### TASK
Set down the full listing exactly, character for character.

### INFORMATION PROVIDED
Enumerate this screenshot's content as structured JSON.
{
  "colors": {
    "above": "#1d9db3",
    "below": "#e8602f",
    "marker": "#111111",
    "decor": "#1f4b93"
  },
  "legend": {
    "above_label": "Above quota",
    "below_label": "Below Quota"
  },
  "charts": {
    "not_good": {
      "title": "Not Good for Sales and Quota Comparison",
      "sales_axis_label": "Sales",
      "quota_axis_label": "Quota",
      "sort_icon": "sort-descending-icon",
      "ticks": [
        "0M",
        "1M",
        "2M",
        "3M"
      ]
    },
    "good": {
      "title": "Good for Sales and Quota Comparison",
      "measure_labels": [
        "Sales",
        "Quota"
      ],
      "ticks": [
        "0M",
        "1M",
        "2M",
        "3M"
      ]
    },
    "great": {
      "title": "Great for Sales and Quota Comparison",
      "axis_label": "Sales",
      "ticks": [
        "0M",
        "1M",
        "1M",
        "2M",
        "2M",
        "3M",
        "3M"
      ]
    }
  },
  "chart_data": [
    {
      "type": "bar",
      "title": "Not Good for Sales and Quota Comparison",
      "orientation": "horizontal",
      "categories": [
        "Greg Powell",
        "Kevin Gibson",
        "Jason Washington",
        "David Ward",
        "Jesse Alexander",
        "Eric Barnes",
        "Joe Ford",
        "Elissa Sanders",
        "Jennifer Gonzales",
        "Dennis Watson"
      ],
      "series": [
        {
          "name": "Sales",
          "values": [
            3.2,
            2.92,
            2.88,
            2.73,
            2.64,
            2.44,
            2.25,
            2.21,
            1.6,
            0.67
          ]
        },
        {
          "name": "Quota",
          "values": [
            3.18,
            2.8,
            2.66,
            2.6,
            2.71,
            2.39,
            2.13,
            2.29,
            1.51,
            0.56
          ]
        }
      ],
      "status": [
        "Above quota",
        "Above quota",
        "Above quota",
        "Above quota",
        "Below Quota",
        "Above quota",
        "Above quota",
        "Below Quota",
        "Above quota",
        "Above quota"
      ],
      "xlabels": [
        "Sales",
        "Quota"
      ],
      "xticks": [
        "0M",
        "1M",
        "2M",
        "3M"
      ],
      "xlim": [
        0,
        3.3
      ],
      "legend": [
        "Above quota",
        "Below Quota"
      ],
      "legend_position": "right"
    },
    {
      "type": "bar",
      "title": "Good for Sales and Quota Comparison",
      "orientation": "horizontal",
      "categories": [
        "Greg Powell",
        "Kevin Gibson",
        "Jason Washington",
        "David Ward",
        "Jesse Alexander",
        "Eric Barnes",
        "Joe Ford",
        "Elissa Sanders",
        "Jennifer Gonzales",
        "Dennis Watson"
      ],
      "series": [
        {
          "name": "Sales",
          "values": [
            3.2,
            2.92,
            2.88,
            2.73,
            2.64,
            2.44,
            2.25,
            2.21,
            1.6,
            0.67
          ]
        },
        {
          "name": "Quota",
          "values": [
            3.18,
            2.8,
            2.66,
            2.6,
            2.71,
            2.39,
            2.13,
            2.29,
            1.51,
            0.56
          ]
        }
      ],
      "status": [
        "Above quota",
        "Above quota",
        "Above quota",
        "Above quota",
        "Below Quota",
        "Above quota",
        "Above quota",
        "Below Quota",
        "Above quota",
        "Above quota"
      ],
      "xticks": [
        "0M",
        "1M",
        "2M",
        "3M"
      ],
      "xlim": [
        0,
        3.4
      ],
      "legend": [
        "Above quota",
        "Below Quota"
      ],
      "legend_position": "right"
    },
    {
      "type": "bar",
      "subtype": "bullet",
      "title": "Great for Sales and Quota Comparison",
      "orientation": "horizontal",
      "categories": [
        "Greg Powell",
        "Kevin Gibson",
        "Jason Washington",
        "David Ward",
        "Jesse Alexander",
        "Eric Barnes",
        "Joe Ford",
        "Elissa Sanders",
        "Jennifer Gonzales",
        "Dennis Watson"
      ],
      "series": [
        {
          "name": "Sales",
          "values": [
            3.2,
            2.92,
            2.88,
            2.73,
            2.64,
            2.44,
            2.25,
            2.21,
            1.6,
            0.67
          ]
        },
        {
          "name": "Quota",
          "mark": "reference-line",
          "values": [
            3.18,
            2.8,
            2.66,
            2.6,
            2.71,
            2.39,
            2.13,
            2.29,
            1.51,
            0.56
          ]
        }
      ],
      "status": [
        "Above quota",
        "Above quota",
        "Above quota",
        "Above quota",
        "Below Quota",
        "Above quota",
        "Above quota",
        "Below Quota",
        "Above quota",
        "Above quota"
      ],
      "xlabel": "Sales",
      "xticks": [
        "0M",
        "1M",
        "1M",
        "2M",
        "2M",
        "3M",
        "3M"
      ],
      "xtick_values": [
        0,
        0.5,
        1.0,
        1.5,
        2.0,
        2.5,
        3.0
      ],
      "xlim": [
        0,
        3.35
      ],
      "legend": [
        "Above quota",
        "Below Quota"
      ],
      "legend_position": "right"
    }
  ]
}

### EXPECTED ANSWER
Enumerate this screenshot's content as structured JSON.
{
  "colors": {
    "above": "#1d9db3",
    "below": "#e8602f",
    "marker": "#111111",
    "decor": "#1f4b93"
  },
  "legend": {
    "above_label": "Above quota",
    "below_label": "Below Quota"
  },
  "charts": {
    "not_good": {
      "title": "Not Good for Sales and Quota Comparison",
      "sales_axis_label": "Sales",
      "quota_axis_label": "Quota",
      "sort_icon": "sort-descending-icon",
      "ticks": [
        "0M",
        "1M",
        "2M",
        "3M"
      ]
    },
    "good": {
      "title": "Good for Sales and Quota Comparison",
      "measure_labels": [
        "Sales",
        "Quota"
      ],
      "ticks": [
        "0M",
        "1M",
        "2M",
        "3M"
      ]
    },
    "great": {
      "title": "Great for Sales and Quota Comparison",
      "axis_label": "Sales",
      "ticks": [
        "0M",
        "1M",
        "1M",
        "2M",
        "2M",
        "3M",
        "3M"
      ]
    }
  },
  "chart_data": [
    {
      "type": "bar",
      "title": "Not Good for Sales and Quota Comparison",
      "orientation": "horizontal",
      "categories": [
        "Greg Powell",
        "Kevin Gibson",
        "Jason Washington",
        "David Ward",
        "Jesse Alexander",
        "Eric Barnes",
        "Joe Ford",
        "Elissa Sanders",
        "Jennifer Gonzales",
        "Dennis Watson"
      ],
      "series": [
        {
          "name": "Sales",
          "values": [
            3.2,
            2.92,
            2.88,
            2.73,
            2.64,
            2.44,
            2.25,
            2.21,
            1.6,
            0.67
          ]
        },
        {
          "name": "Quota",
          "values": [
            3.18,
            2.8,
            2.66,
            2.6,
            2.71,
            2.39,
            2.13,
            2.29,
            1.51,
            0.56
          ]
        }
      ],
      "status": [
        "Above quota",
        "Above quota",
        "Above quota",
        "Above quota",
        "Below Quota",
        "Above quota",
        "Above quota",
        "Below Quota",
        "Above quota",
        "Above quota"
      ],
      "xlabels": [
        "Sales",
        "Quota"
      ],
      "xticks": [
        "0M",
        "1M",
        "2M",
        "3M"
      ],
      "xlim": [
        0,
        3.3
      ],
      "legend": [
        "Above quota",
        "Below Quota"
      ],
      "legend_position": "right"
    },
    {
      "type": "bar",
      "title": "Good for Sales and Quota Comparison",
      "orientation": "horizontal",
      "categories": [
        "Greg Powell",
        "Kevin Gibson",
        "Jason Washington",
        "David Ward",
        "Jesse Alexander",
        "Eric Barnes",
        "Joe Ford",
        "Elissa Sanders",
        "Jennifer Gonzales",
        "Dennis Watson"
      ],
      "series": [
        {
          "name": "Sales",
          "values": [
            3.2,
            2.92,
            2.88,
            2.73,
            2.64,
            2.44,
            2.25,
            2.21,
            1.6,
            0.67
          ]
        },
        {
          "name": "Quota",
          "values": [
            3.18,
            2.8,
            2.66,
            2.6,
            2.71,
            2.39,
            2.13,
            2.29,
            1.51,
            0.56
          ]
        }
      ],
      "status": [
        "Above quota",
        "Above quota",
        "Above quota",
        "Above quota",
        "Below Quota",
        "Above quota",
        "Above quota",
        "Below Quota",
        "Above quota",
        "Above quota"
      ],
      "xticks": [
        "0M",
        "1M",
        "2M",
        "3M"
      ],
      "xlim": [
        0,
        3.4
      ],
      "legend": [
        "Above quota",
        "Below Quota"
      ],
      "legend_position": "right"
    },
    {
      "type": "bar",
      "subtype": "bullet",
      "title": "Great for Sales and Quota Comparison",
      "orientation": "horizontal",
      "categories": [
        "Greg Powell",
        "Kevin Gibson",
        "Jason Washington",
        "David Ward",
        "Jesse Alexander",
        "Eric Barnes",
        "Joe Ford",
        "Elissa Sanders",
        "Jennifer Gonzales",
        "Dennis Watson"
      ],
      "series": [
        {
          "name": "Sales",
          "values": [
            3.2,
            2.92,
            2.88,
            2.73,
            2.64,
            2.44,
            2.25,
            2.21,
            1.6,
            0.67
          ]
        },
        {
          "name": "Quota",
          "mark": "reference-line",
          "values": [
            3.18,
            2.8,
            2.66,
            2.6,
            2.71,
            2.39,
            2.13,
            2.29,
            1.51,
            0.56
          ]
        }
      ],
      "status": [
        "Above quota",
        "Above quota",
        "Above quota",
        "Above quota",
        "Below Quota",
        "Above quota",
        "Above quota",
        "Below Quota",
        "Above quota",
        "Above quota"
      ],
      "xlabel": "Sales",
      "xticks": [
        "0M",
        "1M",
        "1M",
        "2M",
        "2M",
        "3M",
        "3M"
      ],
      "xtick_values": [
        0,
        0.5,
        1.0,
        1.5,
        2.0,
        2.5,
        3.0
      ],
      "xlim": [
        0,
        3.35
      ],
      "legend": [
        "Above quota",
        "Below Quota"
      ],
      "legend_position": "right"
    }
  ]
}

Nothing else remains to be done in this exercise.